*EXTRACTED DATA*:
=-=-=-=-=

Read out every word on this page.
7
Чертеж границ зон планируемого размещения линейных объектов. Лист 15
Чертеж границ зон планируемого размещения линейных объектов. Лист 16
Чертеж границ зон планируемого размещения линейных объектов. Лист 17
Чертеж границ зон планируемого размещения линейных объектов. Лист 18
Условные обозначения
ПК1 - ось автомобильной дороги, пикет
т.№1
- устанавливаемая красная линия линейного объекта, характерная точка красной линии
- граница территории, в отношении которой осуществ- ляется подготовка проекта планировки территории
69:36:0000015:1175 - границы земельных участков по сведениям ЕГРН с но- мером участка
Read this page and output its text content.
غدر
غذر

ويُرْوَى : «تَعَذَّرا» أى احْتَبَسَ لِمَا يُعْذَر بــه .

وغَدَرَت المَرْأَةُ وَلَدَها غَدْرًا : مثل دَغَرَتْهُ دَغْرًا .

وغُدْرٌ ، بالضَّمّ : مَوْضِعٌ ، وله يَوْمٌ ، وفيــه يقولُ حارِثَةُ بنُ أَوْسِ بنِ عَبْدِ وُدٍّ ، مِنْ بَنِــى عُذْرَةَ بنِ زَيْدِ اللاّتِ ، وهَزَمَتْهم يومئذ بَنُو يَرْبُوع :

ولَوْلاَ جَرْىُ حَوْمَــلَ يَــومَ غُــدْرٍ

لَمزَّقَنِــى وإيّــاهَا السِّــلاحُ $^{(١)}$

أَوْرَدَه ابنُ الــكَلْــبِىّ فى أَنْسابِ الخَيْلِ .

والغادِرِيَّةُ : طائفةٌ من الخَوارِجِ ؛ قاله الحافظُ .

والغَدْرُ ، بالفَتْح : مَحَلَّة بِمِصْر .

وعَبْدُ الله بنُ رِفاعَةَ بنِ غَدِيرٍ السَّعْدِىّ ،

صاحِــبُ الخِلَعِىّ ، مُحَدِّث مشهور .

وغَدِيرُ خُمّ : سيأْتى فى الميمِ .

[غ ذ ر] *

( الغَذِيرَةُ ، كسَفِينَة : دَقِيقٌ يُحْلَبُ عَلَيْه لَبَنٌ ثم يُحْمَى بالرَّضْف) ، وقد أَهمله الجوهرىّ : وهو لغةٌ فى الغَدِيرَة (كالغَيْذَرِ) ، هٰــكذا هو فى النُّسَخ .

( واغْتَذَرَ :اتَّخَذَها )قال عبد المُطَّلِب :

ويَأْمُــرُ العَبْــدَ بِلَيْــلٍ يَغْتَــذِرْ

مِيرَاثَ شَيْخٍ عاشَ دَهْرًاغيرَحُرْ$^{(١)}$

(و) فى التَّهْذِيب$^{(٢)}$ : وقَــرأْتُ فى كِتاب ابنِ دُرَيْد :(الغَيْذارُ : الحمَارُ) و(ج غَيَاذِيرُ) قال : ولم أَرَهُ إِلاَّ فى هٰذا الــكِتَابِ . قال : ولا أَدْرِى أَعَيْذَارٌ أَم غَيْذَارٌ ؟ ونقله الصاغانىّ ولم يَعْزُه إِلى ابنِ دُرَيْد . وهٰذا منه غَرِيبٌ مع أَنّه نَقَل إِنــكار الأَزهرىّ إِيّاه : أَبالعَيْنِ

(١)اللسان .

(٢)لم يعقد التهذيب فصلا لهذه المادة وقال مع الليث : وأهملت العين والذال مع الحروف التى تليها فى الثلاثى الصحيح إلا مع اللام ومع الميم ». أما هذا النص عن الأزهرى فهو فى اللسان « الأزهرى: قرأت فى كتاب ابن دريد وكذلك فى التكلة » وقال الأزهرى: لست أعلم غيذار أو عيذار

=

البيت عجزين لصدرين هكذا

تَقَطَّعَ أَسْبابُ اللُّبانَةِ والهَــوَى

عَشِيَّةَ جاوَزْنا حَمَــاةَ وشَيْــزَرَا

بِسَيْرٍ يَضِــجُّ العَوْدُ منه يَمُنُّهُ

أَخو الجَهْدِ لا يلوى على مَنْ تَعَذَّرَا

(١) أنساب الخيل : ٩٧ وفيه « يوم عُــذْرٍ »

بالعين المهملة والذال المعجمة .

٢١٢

=-=-=-=-=

*YOUR INSTRUCTIONS*: Take every line containing the word "Read" and copy it.

*EXPECTED ANSWER*:
Read out every word on this page.
Read this page and output its text content.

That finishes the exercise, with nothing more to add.